--- start of MATERIAL SUPPLIED ---

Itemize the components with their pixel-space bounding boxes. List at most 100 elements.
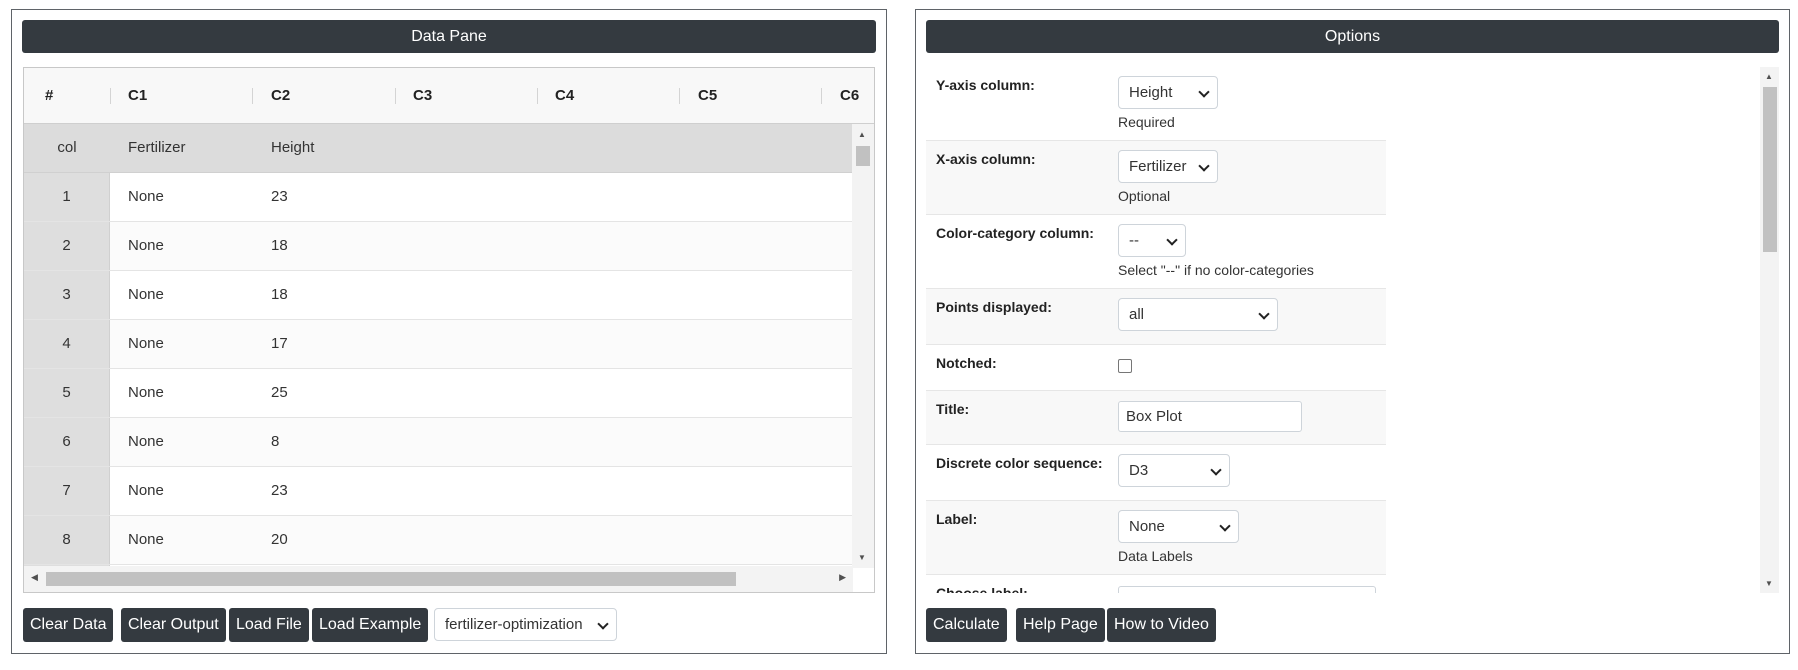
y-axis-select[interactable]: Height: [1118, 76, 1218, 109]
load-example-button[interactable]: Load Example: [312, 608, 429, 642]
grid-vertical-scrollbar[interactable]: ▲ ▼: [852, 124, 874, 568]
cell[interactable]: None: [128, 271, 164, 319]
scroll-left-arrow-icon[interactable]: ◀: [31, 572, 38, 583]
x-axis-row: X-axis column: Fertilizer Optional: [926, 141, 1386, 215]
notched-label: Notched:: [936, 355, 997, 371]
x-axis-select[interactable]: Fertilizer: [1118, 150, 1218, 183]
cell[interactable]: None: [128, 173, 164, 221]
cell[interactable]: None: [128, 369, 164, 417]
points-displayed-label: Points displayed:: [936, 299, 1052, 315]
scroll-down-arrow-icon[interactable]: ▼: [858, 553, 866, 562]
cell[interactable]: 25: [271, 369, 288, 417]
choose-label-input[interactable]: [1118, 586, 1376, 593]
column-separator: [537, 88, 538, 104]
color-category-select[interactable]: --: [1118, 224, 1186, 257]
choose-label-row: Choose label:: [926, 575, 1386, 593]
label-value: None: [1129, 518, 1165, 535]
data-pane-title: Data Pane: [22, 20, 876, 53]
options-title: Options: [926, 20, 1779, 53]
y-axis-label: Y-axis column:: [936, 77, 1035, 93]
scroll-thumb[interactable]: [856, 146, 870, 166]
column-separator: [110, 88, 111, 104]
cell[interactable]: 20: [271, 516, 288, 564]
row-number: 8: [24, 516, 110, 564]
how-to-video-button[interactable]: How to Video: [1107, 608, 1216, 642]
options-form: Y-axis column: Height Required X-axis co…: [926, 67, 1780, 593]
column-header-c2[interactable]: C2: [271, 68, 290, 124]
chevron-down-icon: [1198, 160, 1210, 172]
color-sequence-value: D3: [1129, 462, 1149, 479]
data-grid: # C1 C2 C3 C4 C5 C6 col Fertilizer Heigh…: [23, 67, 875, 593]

--- end of MATERIAL SUPPLIED ---

YOUR GOAL: Reproduce the rows above with every instance of "column-separator" renamed to "column-divider" and all other text left unchanged. Omit the picture from your answer.

THE OUTPUT:
Itemize the components with their pixel-space bounding boxes. List at most 100 elements.
y-axis-select[interactable]: Height: [1118, 76, 1218, 109]
load-example-button[interactable]: Load Example: [312, 608, 429, 642]
grid-vertical-scrollbar[interactable]: ▲ ▼: [852, 124, 874, 568]
cell[interactable]: None: [128, 271, 164, 319]
scroll-left-arrow-icon[interactable]: ◀: [31, 572, 38, 583]
x-axis-row: X-axis column: Fertilizer Optional: [926, 141, 1386, 215]
notched-label: Notched:: [936, 355, 997, 371]
x-axis-select[interactable]: Fertilizer: [1118, 150, 1218, 183]
cell[interactable]: None: [128, 173, 164, 221]
cell[interactable]: None: [128, 369, 164, 417]
points-displayed-label: Points displayed:: [936, 299, 1052, 315]
scroll-down-arrow-icon[interactable]: ▼: [858, 553, 866, 562]
cell[interactable]: 25: [271, 369, 288, 417]
choose-label-input[interactable]: [1118, 586, 1376, 593]
column-divider: [537, 88, 538, 104]
color-category-select[interactable]: --: [1118, 224, 1186, 257]
choose-label-row: Choose label:: [926, 575, 1386, 593]
label-value: None: [1129, 518, 1165, 535]
data-pane-title: Data Pane: [22, 20, 876, 53]
options-title: Options: [926, 20, 1779, 53]
y-axis-label: Y-axis column:: [936, 77, 1035, 93]
scroll-thumb[interactable]: [856, 146, 870, 166]
column-divider: [110, 88, 111, 104]
cell[interactable]: 20: [271, 516, 288, 564]
row-number: 8: [24, 516, 110, 564]
how-to-video-button[interactable]: How to Video: [1107, 608, 1216, 642]
options-form: Y-axis column: Height Required X-axis co…: [926, 67, 1780, 593]
column-header-c2[interactable]: C2: [271, 68, 290, 124]
chevron-down-icon: [1198, 160, 1210, 172]
color-sequence-value: D3: [1129, 462, 1149, 479]
data-grid: # C1 C2 C3 C4 C5 C6 col Fertilizer Heigh…: [23, 67, 875, 593]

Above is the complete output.